* Begin DATA TO PROCESS *

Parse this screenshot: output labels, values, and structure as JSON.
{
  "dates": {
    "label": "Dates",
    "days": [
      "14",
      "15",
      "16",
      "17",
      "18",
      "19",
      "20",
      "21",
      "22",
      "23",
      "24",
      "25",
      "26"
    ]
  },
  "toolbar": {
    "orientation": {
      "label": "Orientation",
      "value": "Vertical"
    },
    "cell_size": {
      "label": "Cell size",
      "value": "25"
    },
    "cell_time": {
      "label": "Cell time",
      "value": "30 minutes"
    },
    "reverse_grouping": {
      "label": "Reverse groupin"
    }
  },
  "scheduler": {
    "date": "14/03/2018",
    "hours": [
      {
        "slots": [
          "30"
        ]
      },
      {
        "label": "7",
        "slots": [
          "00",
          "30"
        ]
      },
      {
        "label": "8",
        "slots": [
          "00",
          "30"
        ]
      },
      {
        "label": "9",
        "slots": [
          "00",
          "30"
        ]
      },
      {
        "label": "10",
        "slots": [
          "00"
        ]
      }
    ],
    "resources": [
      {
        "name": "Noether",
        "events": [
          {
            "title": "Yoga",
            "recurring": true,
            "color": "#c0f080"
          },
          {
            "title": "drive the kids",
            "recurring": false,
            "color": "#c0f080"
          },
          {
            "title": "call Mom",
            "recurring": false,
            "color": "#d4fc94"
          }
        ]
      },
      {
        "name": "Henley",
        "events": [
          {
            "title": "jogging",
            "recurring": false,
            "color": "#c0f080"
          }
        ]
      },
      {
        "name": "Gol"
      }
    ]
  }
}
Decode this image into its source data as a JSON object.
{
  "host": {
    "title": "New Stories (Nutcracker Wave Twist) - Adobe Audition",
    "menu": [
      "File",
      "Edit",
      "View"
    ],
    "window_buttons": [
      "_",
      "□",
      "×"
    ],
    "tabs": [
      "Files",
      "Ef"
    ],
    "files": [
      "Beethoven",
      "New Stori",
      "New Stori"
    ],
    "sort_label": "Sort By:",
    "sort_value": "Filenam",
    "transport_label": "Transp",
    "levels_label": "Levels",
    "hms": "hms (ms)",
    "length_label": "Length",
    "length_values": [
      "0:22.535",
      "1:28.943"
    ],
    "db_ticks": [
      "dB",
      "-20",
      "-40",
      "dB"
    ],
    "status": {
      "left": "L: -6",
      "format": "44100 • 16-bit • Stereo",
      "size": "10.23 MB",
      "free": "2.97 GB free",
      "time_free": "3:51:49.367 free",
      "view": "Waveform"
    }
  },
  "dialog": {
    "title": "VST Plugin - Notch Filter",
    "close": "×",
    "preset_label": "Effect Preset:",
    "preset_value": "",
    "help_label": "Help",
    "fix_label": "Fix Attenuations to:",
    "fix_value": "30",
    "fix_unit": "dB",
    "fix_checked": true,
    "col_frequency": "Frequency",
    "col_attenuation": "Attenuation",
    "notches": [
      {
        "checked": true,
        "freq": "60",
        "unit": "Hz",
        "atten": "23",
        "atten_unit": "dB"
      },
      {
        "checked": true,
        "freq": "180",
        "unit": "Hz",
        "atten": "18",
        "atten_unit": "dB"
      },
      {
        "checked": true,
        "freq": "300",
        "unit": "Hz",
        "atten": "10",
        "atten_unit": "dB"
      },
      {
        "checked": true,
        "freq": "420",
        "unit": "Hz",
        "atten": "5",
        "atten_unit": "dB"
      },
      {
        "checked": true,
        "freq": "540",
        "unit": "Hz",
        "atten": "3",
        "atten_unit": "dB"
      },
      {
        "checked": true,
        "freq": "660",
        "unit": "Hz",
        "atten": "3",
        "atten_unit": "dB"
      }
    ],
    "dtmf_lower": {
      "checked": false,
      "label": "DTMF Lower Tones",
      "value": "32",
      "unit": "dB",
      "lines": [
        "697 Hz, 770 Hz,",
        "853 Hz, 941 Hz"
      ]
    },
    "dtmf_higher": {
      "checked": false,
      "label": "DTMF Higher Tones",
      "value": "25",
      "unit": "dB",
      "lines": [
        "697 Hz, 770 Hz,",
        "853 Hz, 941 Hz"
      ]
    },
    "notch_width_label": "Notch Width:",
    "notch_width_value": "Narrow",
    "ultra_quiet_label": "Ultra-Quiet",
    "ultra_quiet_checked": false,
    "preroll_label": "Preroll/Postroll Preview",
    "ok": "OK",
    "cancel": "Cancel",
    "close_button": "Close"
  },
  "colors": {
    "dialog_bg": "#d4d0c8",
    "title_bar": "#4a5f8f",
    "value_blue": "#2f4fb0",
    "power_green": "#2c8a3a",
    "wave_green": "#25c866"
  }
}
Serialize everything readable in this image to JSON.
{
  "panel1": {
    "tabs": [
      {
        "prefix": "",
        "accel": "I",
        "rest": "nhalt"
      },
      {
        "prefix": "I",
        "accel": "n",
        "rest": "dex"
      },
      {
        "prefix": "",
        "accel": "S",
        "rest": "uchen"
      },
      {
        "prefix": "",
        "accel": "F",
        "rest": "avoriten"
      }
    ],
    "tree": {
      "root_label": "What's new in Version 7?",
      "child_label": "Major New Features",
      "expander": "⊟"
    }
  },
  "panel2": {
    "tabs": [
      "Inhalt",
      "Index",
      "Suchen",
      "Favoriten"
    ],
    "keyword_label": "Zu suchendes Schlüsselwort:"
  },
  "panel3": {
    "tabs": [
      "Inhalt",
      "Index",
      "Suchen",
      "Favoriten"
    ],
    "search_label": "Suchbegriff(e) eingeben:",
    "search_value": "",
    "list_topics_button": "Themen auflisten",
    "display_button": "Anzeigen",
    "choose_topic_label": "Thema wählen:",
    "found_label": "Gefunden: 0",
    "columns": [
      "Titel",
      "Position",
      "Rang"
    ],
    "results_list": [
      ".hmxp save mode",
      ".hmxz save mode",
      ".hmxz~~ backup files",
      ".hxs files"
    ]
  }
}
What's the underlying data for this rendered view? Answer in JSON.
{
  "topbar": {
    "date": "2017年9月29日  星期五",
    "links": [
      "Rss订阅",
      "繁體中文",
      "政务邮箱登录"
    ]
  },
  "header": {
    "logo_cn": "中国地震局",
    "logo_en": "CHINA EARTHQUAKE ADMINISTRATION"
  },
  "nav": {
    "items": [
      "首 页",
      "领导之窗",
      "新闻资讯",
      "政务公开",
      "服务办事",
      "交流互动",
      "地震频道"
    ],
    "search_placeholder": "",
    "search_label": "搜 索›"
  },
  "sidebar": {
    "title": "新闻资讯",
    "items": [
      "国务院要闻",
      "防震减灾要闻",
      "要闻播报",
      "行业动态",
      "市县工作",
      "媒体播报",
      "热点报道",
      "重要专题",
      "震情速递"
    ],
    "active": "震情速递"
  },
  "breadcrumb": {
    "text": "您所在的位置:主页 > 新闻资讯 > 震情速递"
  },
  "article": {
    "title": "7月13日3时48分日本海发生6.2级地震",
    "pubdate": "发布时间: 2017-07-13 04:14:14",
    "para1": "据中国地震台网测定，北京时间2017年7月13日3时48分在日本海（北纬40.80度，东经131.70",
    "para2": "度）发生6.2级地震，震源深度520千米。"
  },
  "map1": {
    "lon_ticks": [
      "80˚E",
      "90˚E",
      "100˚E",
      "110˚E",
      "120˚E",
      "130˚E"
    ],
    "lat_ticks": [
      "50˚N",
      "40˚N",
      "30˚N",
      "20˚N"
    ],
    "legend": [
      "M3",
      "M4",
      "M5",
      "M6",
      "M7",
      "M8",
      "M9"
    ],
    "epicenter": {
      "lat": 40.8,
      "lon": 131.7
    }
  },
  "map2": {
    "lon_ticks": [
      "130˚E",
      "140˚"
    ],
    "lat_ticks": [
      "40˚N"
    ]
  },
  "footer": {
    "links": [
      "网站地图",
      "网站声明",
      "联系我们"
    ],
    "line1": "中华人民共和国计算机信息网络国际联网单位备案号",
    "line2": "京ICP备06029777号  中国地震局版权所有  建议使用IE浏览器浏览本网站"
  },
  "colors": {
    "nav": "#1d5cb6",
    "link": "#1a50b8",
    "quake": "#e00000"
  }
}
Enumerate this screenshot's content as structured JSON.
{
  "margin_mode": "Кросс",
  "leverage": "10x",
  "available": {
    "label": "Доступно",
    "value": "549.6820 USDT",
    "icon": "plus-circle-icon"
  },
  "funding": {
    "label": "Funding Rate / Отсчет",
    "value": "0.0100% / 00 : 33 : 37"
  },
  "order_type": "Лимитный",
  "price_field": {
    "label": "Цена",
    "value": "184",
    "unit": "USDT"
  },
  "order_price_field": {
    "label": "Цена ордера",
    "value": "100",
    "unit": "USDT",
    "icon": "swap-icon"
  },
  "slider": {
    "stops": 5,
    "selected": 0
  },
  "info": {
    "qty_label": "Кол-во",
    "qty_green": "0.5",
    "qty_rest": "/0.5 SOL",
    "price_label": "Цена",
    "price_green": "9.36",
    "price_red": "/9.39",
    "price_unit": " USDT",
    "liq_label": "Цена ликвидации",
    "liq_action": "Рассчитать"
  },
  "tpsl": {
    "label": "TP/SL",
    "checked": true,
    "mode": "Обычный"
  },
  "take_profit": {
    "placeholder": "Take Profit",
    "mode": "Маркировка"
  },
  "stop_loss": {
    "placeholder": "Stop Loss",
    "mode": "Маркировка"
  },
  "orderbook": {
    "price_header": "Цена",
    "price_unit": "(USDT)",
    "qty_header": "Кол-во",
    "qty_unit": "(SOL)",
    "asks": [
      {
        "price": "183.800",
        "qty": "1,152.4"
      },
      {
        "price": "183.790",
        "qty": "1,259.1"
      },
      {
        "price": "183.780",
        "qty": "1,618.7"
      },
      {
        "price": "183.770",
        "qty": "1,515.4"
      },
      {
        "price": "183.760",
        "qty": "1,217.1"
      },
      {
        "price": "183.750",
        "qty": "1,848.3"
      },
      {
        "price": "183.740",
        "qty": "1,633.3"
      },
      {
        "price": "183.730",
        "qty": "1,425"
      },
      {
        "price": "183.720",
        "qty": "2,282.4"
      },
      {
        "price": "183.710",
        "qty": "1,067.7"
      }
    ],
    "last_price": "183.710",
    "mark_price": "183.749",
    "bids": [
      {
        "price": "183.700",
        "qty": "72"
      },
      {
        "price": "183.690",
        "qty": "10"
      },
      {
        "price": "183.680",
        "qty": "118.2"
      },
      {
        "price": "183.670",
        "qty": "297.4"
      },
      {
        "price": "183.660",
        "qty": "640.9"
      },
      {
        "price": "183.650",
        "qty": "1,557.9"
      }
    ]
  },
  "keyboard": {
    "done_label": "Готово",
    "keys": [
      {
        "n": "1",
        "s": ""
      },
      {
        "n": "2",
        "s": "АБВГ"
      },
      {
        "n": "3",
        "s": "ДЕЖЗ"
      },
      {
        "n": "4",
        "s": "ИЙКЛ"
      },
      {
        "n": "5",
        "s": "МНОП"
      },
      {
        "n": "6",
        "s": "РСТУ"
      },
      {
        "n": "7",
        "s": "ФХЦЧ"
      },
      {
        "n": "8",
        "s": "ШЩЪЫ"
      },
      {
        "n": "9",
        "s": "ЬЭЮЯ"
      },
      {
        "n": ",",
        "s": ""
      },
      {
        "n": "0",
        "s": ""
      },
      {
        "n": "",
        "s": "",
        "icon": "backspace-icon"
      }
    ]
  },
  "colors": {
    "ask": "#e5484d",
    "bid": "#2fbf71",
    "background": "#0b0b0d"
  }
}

* End DATA TO PROCESS *

* WHAT THE EXERCISE ASKS: Collect every line above that contains the word "Цена".

* COMPLETED TASK:
    "label": "Цена",
    "label": "Цена ордера",
    "price_label": "Цена",
    "liq_label": "Цена ликвидации",
    "price_header": "Цена",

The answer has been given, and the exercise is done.